Goal: Images embedded in the records are excluded; print everything else exactly as given.

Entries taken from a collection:
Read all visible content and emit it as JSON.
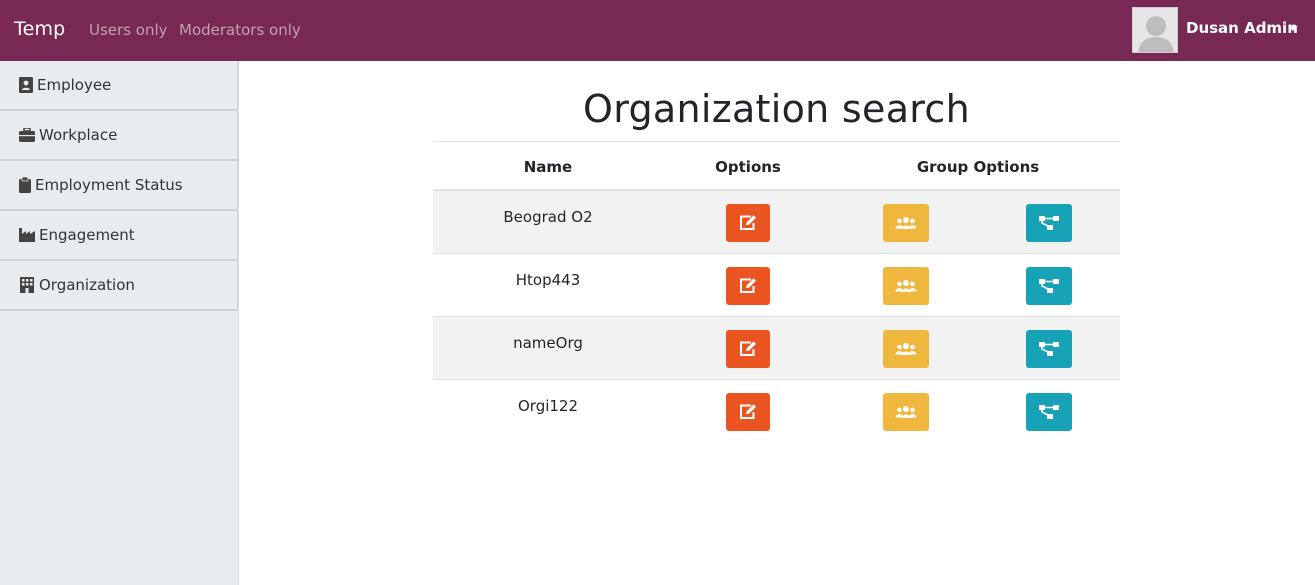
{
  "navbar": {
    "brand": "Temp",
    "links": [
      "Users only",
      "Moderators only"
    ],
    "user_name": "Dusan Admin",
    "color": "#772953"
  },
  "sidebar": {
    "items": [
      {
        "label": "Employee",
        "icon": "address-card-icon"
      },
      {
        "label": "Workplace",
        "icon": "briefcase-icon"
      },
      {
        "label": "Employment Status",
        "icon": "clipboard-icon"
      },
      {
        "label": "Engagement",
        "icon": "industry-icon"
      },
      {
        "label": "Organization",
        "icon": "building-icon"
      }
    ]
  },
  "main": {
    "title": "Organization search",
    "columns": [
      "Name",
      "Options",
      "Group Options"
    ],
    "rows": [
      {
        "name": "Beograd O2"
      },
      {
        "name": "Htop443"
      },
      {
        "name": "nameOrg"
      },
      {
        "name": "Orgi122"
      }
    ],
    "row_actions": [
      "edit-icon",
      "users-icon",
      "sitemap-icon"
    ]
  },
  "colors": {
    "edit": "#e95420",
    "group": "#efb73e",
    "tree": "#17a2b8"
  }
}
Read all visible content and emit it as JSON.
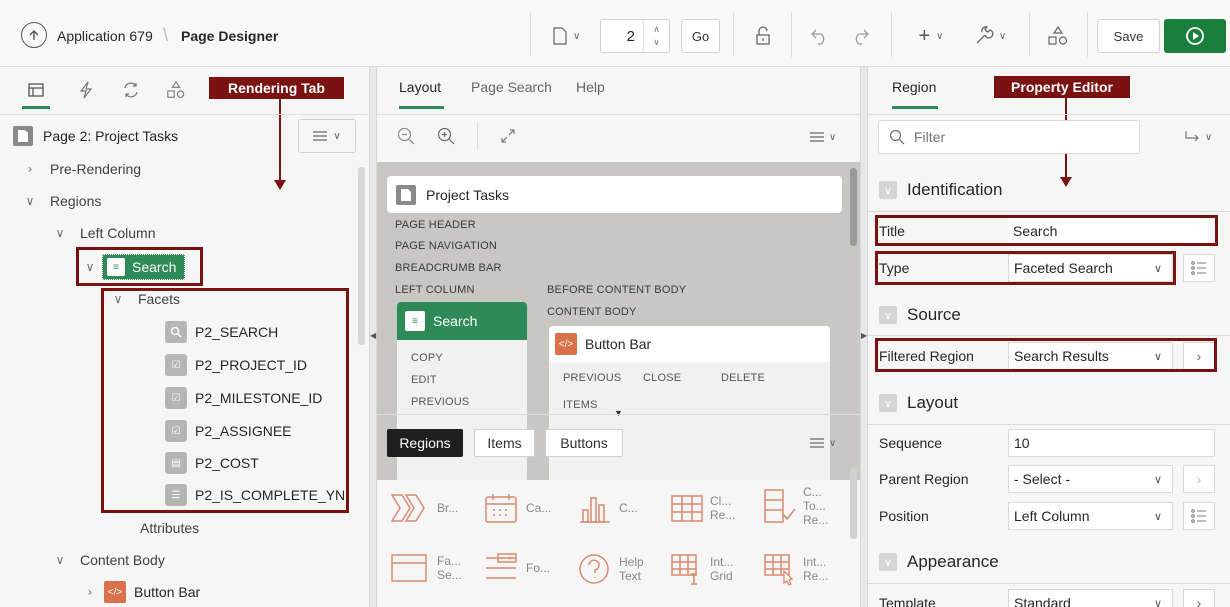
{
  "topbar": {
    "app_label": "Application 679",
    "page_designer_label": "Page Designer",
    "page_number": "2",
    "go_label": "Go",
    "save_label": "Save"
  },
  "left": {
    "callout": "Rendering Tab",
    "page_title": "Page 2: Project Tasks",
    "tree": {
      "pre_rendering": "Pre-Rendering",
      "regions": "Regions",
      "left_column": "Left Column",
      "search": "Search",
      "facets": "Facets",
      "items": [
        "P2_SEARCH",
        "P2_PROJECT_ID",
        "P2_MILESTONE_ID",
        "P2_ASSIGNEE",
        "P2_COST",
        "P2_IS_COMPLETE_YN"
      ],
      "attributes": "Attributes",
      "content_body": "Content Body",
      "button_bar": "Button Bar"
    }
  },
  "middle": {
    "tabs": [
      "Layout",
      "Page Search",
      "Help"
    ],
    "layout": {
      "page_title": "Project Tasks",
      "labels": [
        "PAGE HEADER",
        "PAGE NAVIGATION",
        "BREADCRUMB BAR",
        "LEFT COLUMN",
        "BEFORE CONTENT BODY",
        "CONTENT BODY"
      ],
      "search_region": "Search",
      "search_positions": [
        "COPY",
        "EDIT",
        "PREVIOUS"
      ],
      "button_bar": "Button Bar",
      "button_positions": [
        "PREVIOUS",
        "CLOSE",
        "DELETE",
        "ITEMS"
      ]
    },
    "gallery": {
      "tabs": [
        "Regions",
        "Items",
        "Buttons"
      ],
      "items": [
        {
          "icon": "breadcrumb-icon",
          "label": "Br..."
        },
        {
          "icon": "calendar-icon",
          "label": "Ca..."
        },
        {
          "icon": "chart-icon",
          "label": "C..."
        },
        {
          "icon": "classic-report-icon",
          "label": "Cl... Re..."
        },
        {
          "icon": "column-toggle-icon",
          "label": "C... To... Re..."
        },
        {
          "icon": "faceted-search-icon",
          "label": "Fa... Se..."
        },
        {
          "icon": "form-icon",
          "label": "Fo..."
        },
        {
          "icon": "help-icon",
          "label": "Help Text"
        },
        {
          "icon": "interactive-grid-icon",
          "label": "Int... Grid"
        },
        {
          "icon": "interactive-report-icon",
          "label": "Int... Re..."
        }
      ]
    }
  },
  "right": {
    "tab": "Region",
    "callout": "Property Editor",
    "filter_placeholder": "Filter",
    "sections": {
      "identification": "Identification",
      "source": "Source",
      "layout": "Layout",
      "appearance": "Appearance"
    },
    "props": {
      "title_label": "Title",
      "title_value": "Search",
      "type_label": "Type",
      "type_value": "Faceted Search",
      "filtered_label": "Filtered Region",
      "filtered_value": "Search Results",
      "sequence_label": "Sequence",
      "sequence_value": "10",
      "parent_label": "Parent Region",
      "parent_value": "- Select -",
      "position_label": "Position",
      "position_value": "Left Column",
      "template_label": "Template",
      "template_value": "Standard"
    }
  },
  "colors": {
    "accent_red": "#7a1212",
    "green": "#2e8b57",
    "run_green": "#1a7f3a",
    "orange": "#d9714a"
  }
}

Finished exercise:
Read all visible content and emit it as JSON.
{
  "navbar": {
    "brand": "Temp",
    "links": [
      "Users only",
      "Moderators only"
    ],
    "user_name": "Dusan Admin",
    "color": "#772953"
  },
  "sidebar": {
    "items": [
      {
        "label": "Employee",
        "icon": "address-card-icon"
      },
      {
        "label": "Workplace",
        "icon": "briefcase-icon"
      },
      {
        "label": "Employment Status",
        "icon": "clipboard-icon"
      },
      {
        "label": "Engagement",
        "icon": "industry-icon"
      },
      {
        "label": "Organization",
        "icon": "building-icon"
      }
    ]
  },
  "main": {
    "title": "Organization search",
    "columns": [
      "Name",
      "Options",
      "Group Options"
    ],
    "rows": [
      {
        "name": "Beograd O2"
      },
      {
        "name": "Htop443"
      },
      {
        "name": "nameOrg"
      },
      {
        "name": "Orgi122"
      }
    ],
    "row_actions": [
      "edit-icon",
      "users-icon",
      "sitemap-icon"
    ]
  },
  "colors": {
    "edit": "#e95420",
    "group": "#efb73e",
    "tree": "#17a2b8"
  }
}
Read all visible content and emit it as JSON.
{
  "topbar": {
    "app_label": "Application 679",
    "page_designer_label": "Page Designer",
    "page_number": "2",
    "go_label": "Go",
    "save_label": "Save"
  },
  "left": {
    "callout": "Rendering Tab",
    "page_title": "Page 2: Project Tasks",
    "tree": {
      "pre_rendering": "Pre-Rendering",
      "regions": "Regions",
      "left_column": "Left Column",
      "search": "Search",
      "facets": "Facets",
      "items": [
        "P2_SEARCH",
        "P2_PROJECT_ID",
        "P2_MILESTONE_ID",
        "P2_ASSIGNEE",
        "P2_COST",
        "P2_IS_COMPLETE_YN"
      ],
      "attributes": "Attributes",
      "content_body": "Content Body",
      "button_bar": "Button Bar"
    }
  },
  "middle": {
    "tabs": [
      "Layout",
      "Page Search",
      "Help"
    ],
    "layout": {
      "page_title": "Project Tasks",
      "labels": [
        "PAGE HEADER",
        "PAGE NAVIGATION",
        "BREADCRUMB BAR",
        "LEFT COLUMN",
        "BEFORE CONTENT BODY",
        "CONTENT BODY"
      ],
      "search_region": "Search",
      "search_positions": [
        "COPY",
        "EDIT",
        "PREVIOUS"
      ],
      "button_bar": "Button Bar",
      "button_positions": [
        "PREVIOUS",
        "CLOSE",
        "DELETE",
        "ITEMS"
      ]
    },
    "gallery": {
      "tabs": [
        "Regions",
        "Items",
        "Buttons"
      ],
      "items": [
        {
          "icon": "breadcrumb-icon",
          "label": "Br..."
        },
        {
          "icon": "calendar-icon",
          "label": "Ca..."
        },
        {
          "icon": "chart-icon",
          "label": "C..."
        },
        {
          "icon": "classic-report-icon",
          "label": "Cl... Re..."
        },
        {
          "icon": "column-toggle-icon",
          "label": "C... To... Re..."
        },
        {
          "icon": "faceted-search-icon",
          "label": "Fa... Se..."
        },
        {
          "icon": "form-icon",
          "label": "Fo..."
        },
        {
          "icon": "help-icon",
          "label": "Help Text"
        },
        {
          "icon": "interactive-grid-icon",
          "label": "Int... Grid"
        },
        {
          "icon": "interactive-report-icon",
          "label": "Int... Re..."
        }
      ]
    }
  },
  "right": {
    "tab": "Region",
    "callout": "Property Editor",
    "filter_placeholder": "Filter",
    "sections": {
      "identification": "Identification",
      "source": "Source",
      "layout": "Layout",
      "appearance": "Appearance"
    },
    "props": {
      "title_label": "Title",
      "title_value": "Search",
      "type_label": "Type",
      "type_value": "Faceted Search",
      "filtered_label": "Filtered Region",
      "filtered_value": "Search Results",
      "sequence_label": "Sequence",
      "sequence_value": "10",
      "parent_label": "Parent Region",
      "parent_value": "- Select -",
      "position_label": "Position",
      "position_value": "Left Column",
      "template_label": "Template",
      "template_value": "Standard"
    }
  },
  "colors": {
    "accent_red": "#7a1212",
    "green": "#2e8b57",
    "run_green": "#1a7f3a",
    "orange": "#d9714a"
  }
}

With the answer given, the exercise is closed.